### Exercise materials

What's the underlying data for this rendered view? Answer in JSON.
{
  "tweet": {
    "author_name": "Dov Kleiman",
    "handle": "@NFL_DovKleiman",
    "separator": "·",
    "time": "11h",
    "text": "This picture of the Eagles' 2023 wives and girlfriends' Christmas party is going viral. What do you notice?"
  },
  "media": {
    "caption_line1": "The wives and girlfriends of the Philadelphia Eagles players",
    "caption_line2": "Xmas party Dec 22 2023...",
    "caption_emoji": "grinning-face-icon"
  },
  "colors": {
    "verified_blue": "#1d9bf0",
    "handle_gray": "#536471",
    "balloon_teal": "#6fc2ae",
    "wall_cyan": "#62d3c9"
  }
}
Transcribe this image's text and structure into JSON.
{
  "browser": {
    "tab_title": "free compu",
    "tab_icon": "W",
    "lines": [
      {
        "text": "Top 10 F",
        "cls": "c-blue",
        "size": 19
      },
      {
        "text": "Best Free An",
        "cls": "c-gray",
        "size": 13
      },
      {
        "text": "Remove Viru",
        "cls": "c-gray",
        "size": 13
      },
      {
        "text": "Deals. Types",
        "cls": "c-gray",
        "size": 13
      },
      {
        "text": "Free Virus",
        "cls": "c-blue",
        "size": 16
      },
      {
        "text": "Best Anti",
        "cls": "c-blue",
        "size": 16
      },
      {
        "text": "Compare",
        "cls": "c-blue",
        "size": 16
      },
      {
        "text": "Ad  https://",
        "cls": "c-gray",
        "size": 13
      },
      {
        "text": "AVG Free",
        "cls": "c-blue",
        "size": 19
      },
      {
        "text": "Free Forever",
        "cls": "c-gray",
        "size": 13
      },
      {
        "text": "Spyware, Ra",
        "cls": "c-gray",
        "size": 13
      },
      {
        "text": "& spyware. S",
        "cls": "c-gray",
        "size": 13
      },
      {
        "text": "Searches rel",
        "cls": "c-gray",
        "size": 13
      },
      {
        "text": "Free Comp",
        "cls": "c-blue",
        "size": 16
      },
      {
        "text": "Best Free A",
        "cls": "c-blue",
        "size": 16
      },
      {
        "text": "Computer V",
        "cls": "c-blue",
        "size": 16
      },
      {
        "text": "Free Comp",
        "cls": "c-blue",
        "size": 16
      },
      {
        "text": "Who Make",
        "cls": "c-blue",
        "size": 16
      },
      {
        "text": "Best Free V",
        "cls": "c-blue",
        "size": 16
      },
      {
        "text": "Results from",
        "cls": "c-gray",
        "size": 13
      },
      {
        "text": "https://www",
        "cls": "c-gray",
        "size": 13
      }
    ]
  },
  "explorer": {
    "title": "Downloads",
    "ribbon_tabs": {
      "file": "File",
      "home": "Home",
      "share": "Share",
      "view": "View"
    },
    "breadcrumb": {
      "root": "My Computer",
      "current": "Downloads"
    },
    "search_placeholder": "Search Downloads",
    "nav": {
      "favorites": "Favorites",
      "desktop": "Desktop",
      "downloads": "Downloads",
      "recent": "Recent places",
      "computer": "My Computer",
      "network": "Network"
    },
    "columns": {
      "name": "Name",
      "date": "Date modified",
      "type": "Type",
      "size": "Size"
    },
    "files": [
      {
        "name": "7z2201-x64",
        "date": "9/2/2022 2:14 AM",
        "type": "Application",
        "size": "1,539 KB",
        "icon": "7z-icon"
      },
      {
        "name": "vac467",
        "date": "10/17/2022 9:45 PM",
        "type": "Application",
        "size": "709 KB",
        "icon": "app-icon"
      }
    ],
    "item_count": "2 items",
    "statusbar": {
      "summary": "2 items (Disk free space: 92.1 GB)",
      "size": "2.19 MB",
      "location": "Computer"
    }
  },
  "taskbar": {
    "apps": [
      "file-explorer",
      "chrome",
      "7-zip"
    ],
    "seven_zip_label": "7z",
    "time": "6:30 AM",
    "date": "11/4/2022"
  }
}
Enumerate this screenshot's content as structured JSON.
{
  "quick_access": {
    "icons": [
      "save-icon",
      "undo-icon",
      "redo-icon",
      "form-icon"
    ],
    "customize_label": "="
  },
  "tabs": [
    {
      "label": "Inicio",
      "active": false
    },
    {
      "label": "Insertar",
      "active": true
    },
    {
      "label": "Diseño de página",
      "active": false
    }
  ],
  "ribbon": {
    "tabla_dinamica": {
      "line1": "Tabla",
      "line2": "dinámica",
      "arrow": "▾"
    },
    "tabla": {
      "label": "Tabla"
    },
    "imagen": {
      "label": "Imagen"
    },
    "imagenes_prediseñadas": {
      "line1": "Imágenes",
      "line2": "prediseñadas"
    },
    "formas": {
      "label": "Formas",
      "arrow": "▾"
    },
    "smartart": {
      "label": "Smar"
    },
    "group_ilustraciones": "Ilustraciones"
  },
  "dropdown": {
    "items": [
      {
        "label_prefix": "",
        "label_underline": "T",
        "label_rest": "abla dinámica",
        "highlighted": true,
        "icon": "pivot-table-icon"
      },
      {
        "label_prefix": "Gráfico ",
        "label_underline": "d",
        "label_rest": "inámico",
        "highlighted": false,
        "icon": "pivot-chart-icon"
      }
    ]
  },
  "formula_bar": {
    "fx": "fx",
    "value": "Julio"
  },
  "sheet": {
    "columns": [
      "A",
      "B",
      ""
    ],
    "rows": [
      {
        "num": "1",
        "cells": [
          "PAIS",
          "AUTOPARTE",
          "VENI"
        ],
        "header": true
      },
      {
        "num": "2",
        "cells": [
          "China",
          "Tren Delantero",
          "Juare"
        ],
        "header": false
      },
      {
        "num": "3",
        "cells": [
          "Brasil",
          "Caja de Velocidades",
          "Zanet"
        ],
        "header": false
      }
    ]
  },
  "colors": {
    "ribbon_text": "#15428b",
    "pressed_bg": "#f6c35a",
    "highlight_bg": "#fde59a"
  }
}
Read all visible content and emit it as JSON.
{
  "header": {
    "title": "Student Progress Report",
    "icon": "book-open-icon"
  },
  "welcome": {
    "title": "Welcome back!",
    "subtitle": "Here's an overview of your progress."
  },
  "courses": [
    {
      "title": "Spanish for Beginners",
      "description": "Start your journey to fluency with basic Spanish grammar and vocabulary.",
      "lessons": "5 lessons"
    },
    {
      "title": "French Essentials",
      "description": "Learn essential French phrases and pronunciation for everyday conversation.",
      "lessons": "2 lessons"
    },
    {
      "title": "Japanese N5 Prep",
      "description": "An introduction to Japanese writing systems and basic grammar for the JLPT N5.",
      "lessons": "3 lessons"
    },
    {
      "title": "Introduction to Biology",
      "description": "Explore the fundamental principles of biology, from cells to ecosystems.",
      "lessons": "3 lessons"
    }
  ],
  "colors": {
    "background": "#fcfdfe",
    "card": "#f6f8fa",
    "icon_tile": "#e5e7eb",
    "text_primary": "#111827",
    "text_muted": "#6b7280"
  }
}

### Exercise
The records above need to be duplicated. Keep every word unchanged.

### Result of this task
What's the underlying data for this rendered view? Answer in JSON.
{
  "tweet": {
    "author_name": "Dov Kleiman",
    "handle": "@NFL_DovKleiman",
    "separator": "·",
    "time": "11h",
    "text": "This picture of the Eagles' 2023 wives and girlfriends' Christmas party is going viral. What do you notice?"
  },
  "media": {
    "caption_line1": "The wives and girlfriends of the Philadelphia Eagles players",
    "caption_line2": "Xmas party Dec 22 2023...",
    "caption_emoji": "grinning-face-icon"
  },
  "colors": {
    "verified_blue": "#1d9bf0",
    "handle_gray": "#536471",
    "balloon_teal": "#6fc2ae",
    "wall_cyan": "#62d3c9"
  }
}
Transcribe this image's text and structure into JSON.
{
  "browser": {
    "tab_title": "free compu",
    "tab_icon": "W",
    "lines": [
      {
        "text": "Top 10 F",
        "cls": "c-blue",
        "size": 19
      },
      {
        "text": "Best Free An",
        "cls": "c-gray",
        "size": 13
      },
      {
        "text": "Remove Viru",
        "cls": "c-gray",
        "size": 13
      },
      {
        "text": "Deals. Types",
        "cls": "c-gray",
        "size": 13
      },
      {
        "text": "Free Virus",
        "cls": "c-blue",
        "size": 16
      },
      {
        "text": "Best Anti",
        "cls": "c-blue",
        "size": 16
      },
      {
        "text": "Compare",
        "cls": "c-blue",
        "size": 16
      },
      {
        "text": "Ad  https://",
        "cls": "c-gray",
        "size": 13
      },
      {
        "text": "AVG Free",
        "cls": "c-blue",
        "size": 19
      },
      {
        "text": "Free Forever",
        "cls": "c-gray",
        "size": 13
      },
      {
        "text": "Spyware, Ra",
        "cls": "c-gray",
        "size": 13
      },
      {
        "text": "& spyware. S",
        "cls": "c-gray",
        "size": 13
      },
      {
        "text": "Searches rel",
        "cls": "c-gray",
        "size": 13
      },
      {
        "text": "Free Comp",
        "cls": "c-blue",
        "size": 16
      },
      {
        "text": "Best Free A",
        "cls": "c-blue",
        "size": 16
      },
      {
        "text": "Computer V",
        "cls": "c-blue",
        "size": 16
      },
      {
        "text": "Free Comp",
        "cls": "c-blue",
        "size": 16
      },
      {
        "text": "Who Make",
        "cls": "c-blue",
        "size": 16
      },
      {
        "text": "Best Free V",
        "cls": "c-blue",
        "size": 16
      },
      {
        "text": "Results from",
        "cls": "c-gray",
        "size": 13
      },
      {
        "text": "https://www",
        "cls": "c-gray",
        "size": 13
      }
    ]
  },
  "explorer": {
    "title": "Downloads",
    "ribbon_tabs": {
      "file": "File",
      "home": "Home",
      "share": "Share",
      "view": "View"
    },
    "breadcrumb": {
      "root": "My Computer",
      "current": "Downloads"
    },
    "search_placeholder": "Search Downloads",
    "nav": {
      "favorites": "Favorites",
      "desktop": "Desktop",
      "downloads": "Downloads",
      "recent": "Recent places",
      "computer": "My Computer",
      "network": "Network"
    },
    "columns": {
      "name": "Name",
      "date": "Date modified",
      "type": "Type",
      "size": "Size"
    },
    "files": [
      {
        "name": "7z2201-x64",
        "date": "9/2/2022 2:14 AM",
        "type": "Application",
        "size": "1,539 KB",
        "icon": "7z-icon"
      },
      {
        "name": "vac467",
        "date": "10/17/2022 9:45 PM",
        "type": "Application",
        "size": "709 KB",
        "icon": "app-icon"
      }
    ],
    "item_count": "2 items",
    "statusbar": {
      "summary": "2 items (Disk free space: 92.1 GB)",
      "size": "2.19 MB",
      "location": "Computer"
    }
  },
  "taskbar": {
    "apps": [
      "file-explorer",
      "chrome",
      "7-zip"
    ],
    "seven_zip_label": "7z",
    "time": "6:30 AM",
    "date": "11/4/2022"
  }
}
Enumerate this screenshot's content as structured JSON.
{
  "quick_access": {
    "icons": [
      "save-icon",
      "undo-icon",
      "redo-icon",
      "form-icon"
    ],
    "customize_label": "="
  },
  "tabs": [
    {
      "label": "Inicio",
      "active": false
    },
    {
      "label": "Insertar",
      "active": true
    },
    {
      "label": "Diseño de página",
      "active": false
    }
  ],
  "ribbon": {
    "tabla_dinamica": {
      "line1": "Tabla",
      "line2": "dinámica",
      "arrow": "▾"
    },
    "tabla": {
      "label": "Tabla"
    },
    "imagen": {
      "label": "Imagen"
    },
    "imagenes_prediseñadas": {
      "line1": "Imágenes",
      "line2": "prediseñadas"
    },
    "formas": {
      "label": "Formas",
      "arrow": "▾"
    },
    "smartart": {
      "label": "Smar"
    },
    "group_ilustraciones": "Ilustraciones"
  },
  "dropdown": {
    "items": [
      {
        "label_prefix": "",
        "label_underline": "T",
        "label_rest": "abla dinámica",
        "highlighted": true,
        "icon": "pivot-table-icon"
      },
      {
        "label_prefix": "Gráfico ",
        "label_underline": "d",
        "label_rest": "inámico",
        "highlighted": false,
        "icon": "pivot-chart-icon"
      }
    ]
  },
  "formula_bar": {
    "fx": "fx",
    "value": "Julio"
  },
  "sheet": {
    "columns": [
      "A",
      "B",
      ""
    ],
    "rows": [
      {
        "num": "1",
        "cells": [
          "PAIS",
          "AUTOPARTE",
          "VENI"
        ],
        "header": true
      },
      {
        "num": "2",
        "cells": [
          "China",
          "Tren Delantero",
          "Juare"
        ],
        "header": false
      },
      {
        "num": "3",
        "cells": [
          "Brasil",
          "Caja de Velocidades",
          "Zanet"
        ],
        "header": false
      }
    ]
  },
  "colors": {
    "ribbon_text": "#15428b",
    "pressed_bg": "#f6c35a",
    "highlight_bg": "#fde59a"
  }
}
Read all visible content and emit it as JSON.
{
  "header": {
    "title": "Student Progress Report",
    "icon": "book-open-icon"
  },
  "welcome": {
    "title": "Welcome back!",
    "subtitle": "Here's an overview of your progress."
  },
  "courses": [
    {
      "title": "Spanish for Beginners",
      "description": "Start your journey to fluency with basic Spanish grammar and vocabulary.",
      "lessons": "5 lessons"
    },
    {
      "title": "French Essentials",
      "description": "Learn essential French phrases and pronunciation for everyday conversation.",
      "lessons": "2 lessons"
    },
    {
      "title": "Japanese N5 Prep",
      "description": "An introduction to Japanese writing systems and basic grammar for the JLPT N5.",
      "lessons": "3 lessons"
    },
    {
      "title": "Introduction to Biology",
      "description": "Explore the fundamental principles of biology, from cells to ecosystems.",
      "lessons": "3 lessons"
    }
  ],
  "colors": {
    "background": "#fcfdfe",
    "card": "#f6f8fa",
    "icon_tile": "#e5e7eb",
    "text_primary": "#111827",
    "text_muted": "#6b7280"
  }
}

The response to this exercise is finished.